What the task requires
Copy every line from the data below in which the string "Leave" can be found.

-- Start The data --

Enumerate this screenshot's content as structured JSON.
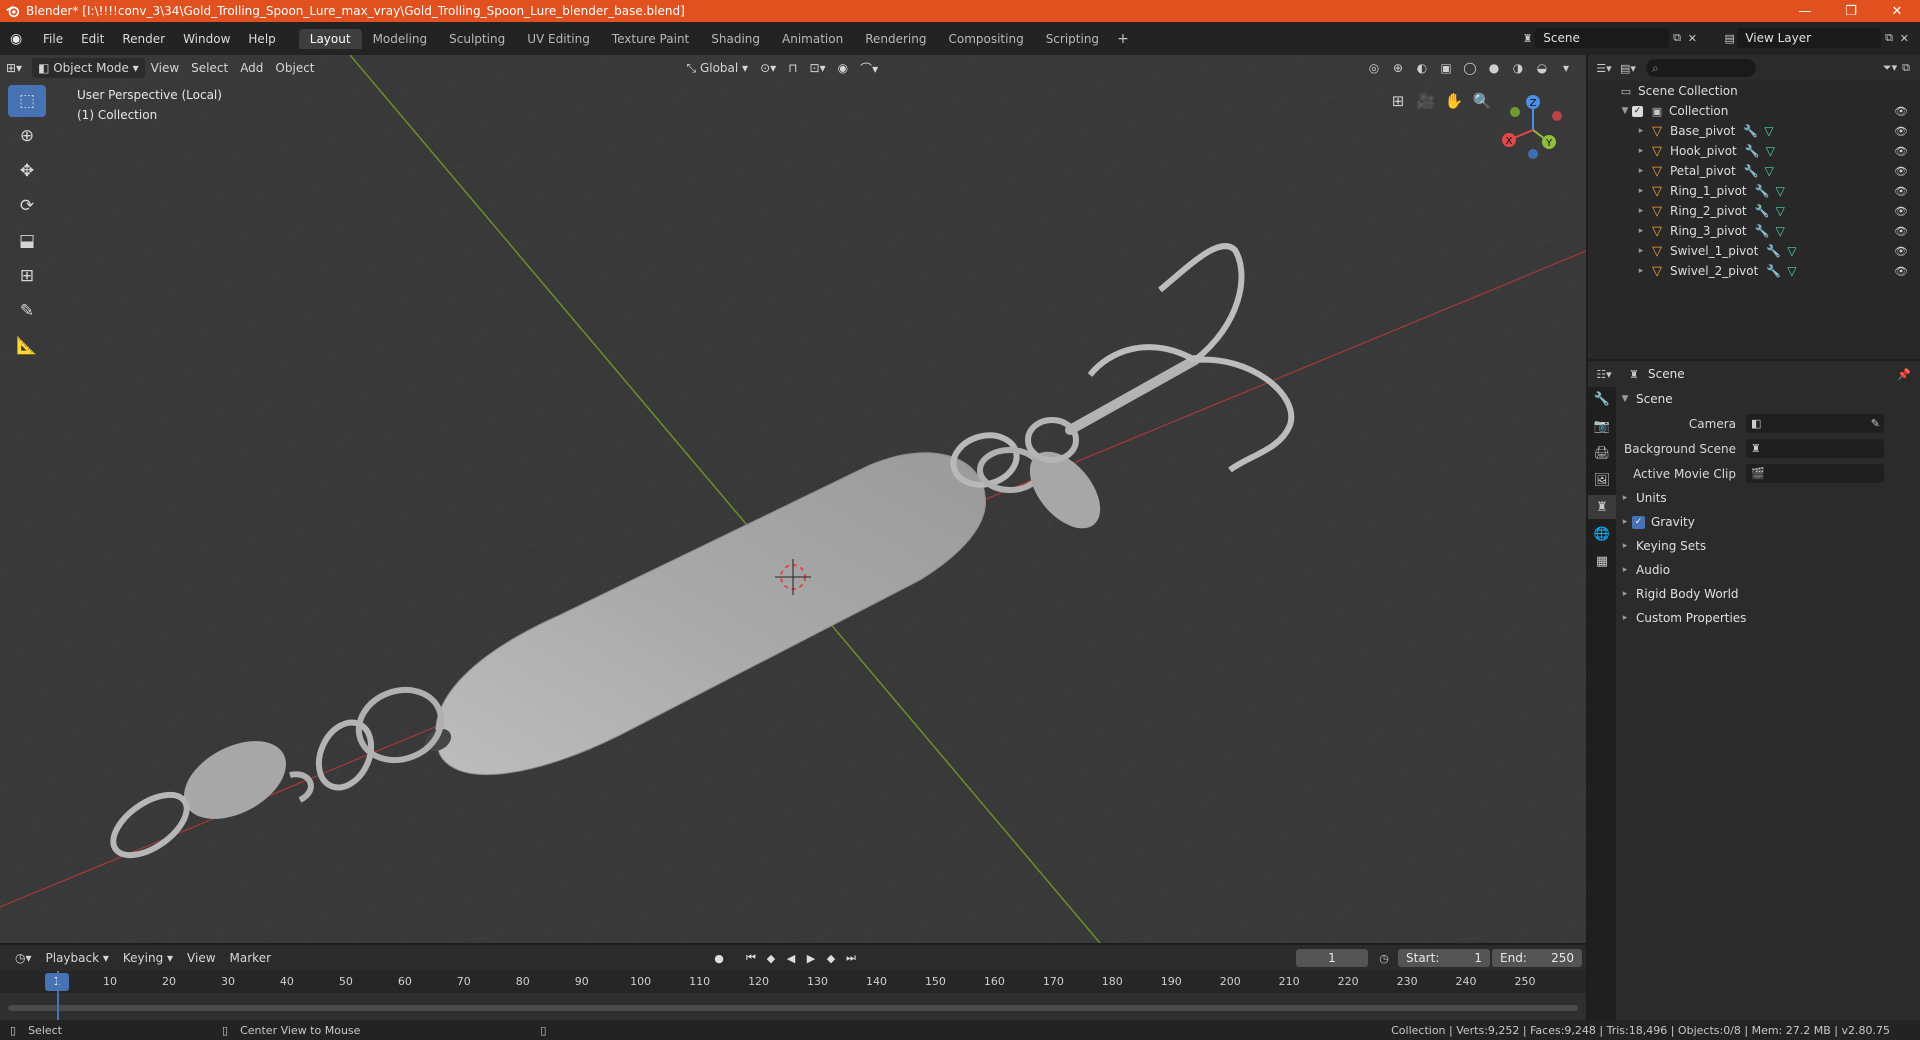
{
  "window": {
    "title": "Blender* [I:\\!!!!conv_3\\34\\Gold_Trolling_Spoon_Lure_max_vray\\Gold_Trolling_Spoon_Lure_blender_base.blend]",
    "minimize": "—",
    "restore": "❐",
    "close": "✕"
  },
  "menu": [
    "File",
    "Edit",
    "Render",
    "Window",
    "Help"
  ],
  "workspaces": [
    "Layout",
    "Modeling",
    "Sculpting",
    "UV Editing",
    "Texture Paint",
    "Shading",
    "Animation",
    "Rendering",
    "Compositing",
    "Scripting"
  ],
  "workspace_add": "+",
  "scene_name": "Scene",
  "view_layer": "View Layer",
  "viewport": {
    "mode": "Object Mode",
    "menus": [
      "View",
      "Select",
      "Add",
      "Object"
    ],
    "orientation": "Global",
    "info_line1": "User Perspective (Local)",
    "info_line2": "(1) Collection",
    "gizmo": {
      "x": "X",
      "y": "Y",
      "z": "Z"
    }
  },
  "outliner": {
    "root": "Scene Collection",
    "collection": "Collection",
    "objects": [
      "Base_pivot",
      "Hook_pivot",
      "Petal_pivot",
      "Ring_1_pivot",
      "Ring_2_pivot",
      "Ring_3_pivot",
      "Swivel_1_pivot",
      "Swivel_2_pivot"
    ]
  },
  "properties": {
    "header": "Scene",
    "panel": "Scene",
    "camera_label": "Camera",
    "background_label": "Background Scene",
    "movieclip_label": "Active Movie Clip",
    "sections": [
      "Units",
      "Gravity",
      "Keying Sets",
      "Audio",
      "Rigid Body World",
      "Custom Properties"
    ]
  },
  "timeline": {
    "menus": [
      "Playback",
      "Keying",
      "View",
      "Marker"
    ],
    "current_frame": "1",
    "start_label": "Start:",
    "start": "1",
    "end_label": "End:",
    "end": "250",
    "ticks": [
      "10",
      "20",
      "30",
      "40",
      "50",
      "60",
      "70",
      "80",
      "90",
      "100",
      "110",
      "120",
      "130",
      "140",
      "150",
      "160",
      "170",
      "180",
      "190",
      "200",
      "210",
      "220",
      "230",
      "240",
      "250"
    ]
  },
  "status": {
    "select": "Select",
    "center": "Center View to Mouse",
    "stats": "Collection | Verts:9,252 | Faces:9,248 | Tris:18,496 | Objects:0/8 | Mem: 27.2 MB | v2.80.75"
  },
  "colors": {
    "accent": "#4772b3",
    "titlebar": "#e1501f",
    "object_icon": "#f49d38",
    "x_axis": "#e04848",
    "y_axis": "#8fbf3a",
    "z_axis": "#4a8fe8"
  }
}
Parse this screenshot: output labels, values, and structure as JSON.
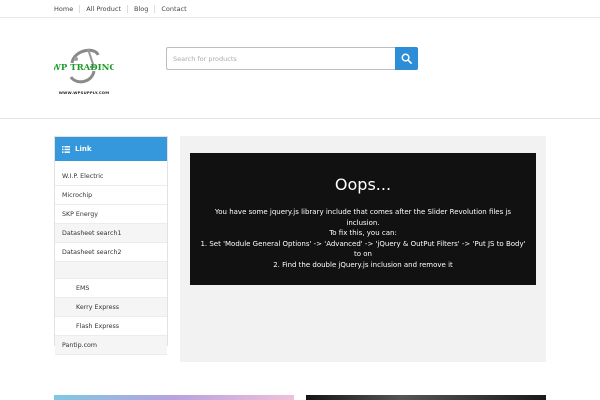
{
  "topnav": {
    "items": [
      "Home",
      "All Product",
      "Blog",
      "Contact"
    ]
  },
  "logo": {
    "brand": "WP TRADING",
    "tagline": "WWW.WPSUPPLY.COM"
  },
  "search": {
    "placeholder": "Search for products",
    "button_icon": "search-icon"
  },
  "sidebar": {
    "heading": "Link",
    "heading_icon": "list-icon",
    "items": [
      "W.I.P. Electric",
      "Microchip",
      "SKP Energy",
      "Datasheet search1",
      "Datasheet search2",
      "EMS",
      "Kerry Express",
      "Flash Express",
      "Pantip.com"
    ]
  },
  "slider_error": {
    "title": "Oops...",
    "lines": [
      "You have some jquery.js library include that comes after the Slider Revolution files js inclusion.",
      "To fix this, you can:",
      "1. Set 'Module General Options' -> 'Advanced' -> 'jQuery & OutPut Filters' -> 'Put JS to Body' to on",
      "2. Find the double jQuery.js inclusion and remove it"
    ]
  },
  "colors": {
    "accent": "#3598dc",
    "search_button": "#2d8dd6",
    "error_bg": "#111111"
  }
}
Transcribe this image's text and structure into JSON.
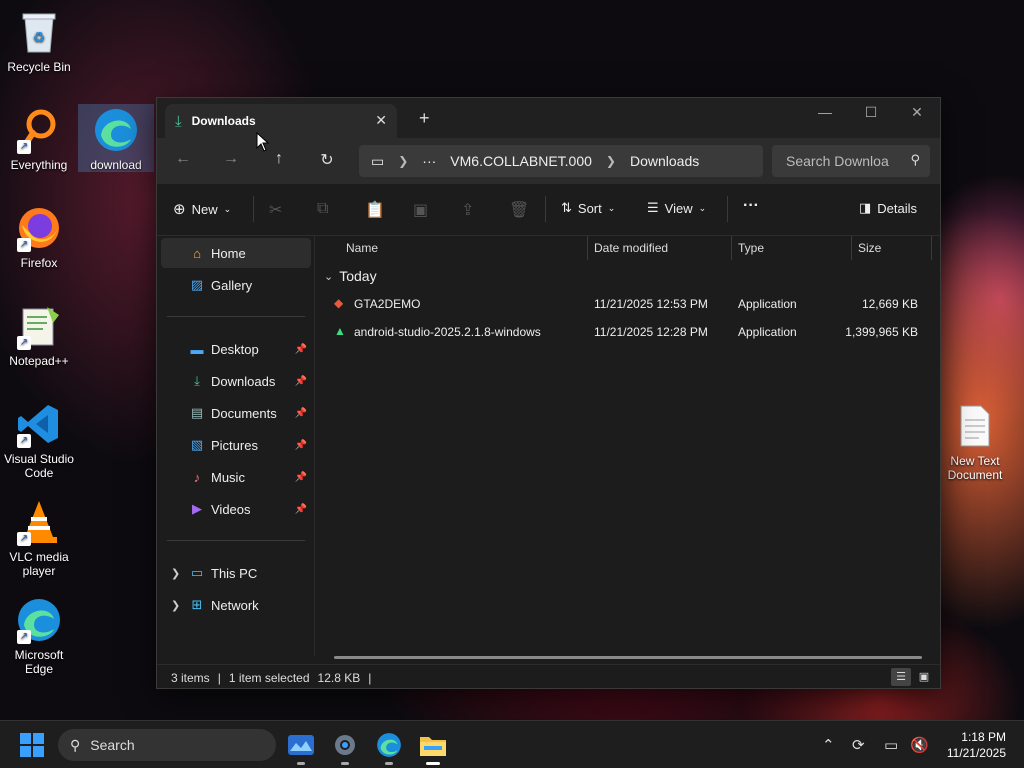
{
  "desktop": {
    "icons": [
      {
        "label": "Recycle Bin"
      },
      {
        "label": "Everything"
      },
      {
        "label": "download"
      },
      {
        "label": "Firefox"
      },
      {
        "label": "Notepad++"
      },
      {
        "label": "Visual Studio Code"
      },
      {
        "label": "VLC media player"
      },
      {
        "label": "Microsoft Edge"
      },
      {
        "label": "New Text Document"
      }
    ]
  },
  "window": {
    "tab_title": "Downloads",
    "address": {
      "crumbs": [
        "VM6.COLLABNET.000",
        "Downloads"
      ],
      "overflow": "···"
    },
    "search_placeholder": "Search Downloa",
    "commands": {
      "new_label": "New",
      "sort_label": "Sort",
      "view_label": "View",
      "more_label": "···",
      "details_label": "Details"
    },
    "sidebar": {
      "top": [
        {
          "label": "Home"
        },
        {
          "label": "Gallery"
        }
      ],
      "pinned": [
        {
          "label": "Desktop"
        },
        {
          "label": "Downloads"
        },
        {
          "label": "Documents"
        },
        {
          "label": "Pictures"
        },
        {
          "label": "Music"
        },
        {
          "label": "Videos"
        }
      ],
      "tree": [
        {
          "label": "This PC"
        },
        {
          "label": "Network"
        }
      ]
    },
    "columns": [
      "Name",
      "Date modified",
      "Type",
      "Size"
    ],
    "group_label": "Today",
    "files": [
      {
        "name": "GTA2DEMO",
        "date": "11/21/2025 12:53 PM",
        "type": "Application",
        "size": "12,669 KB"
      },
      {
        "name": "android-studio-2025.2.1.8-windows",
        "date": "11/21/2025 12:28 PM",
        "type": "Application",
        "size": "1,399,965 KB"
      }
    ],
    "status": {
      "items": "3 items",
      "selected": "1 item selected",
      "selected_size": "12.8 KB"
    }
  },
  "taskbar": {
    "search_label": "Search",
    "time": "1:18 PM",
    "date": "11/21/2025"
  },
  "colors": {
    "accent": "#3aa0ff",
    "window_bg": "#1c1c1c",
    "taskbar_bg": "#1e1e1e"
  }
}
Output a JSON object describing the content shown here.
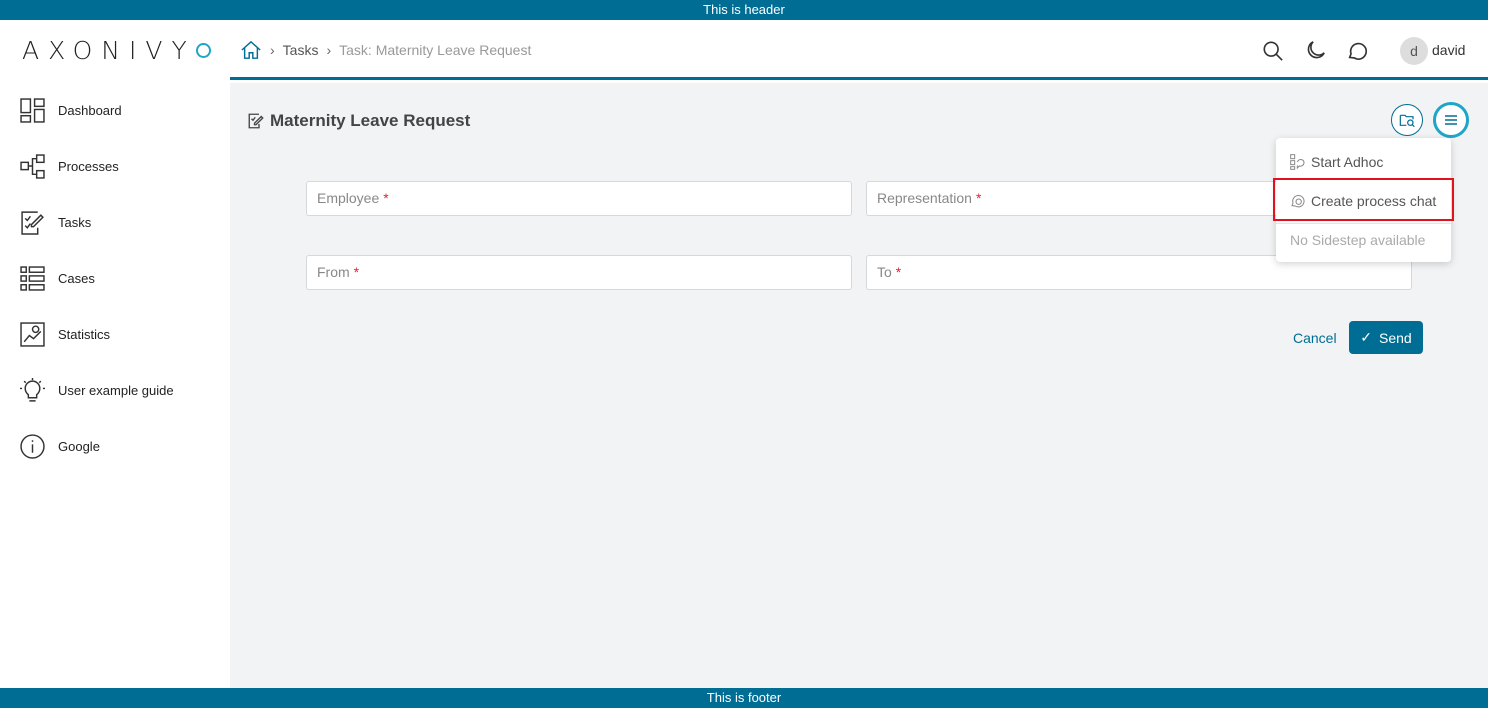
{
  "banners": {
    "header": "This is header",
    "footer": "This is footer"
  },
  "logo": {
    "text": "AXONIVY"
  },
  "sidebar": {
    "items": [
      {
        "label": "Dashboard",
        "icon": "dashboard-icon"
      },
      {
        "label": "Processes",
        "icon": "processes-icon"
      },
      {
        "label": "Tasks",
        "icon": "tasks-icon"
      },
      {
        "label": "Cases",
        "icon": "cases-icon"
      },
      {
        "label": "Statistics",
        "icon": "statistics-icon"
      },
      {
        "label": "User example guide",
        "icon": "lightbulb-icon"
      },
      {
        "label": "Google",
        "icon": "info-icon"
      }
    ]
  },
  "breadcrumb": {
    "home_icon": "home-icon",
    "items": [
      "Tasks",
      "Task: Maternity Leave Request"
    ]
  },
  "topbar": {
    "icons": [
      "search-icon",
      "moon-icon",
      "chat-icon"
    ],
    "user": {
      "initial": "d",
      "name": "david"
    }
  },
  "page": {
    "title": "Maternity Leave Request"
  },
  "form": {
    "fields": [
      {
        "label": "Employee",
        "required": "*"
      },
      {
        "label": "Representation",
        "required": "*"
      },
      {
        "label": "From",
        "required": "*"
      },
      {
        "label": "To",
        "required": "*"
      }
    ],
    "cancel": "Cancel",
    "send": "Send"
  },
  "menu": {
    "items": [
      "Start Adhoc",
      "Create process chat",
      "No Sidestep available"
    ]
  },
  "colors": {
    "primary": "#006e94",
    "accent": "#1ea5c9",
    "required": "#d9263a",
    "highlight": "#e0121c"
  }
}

-- End The data --

Response
      "Task: Maternity Leave Request"
    "title": "Maternity Leave Request"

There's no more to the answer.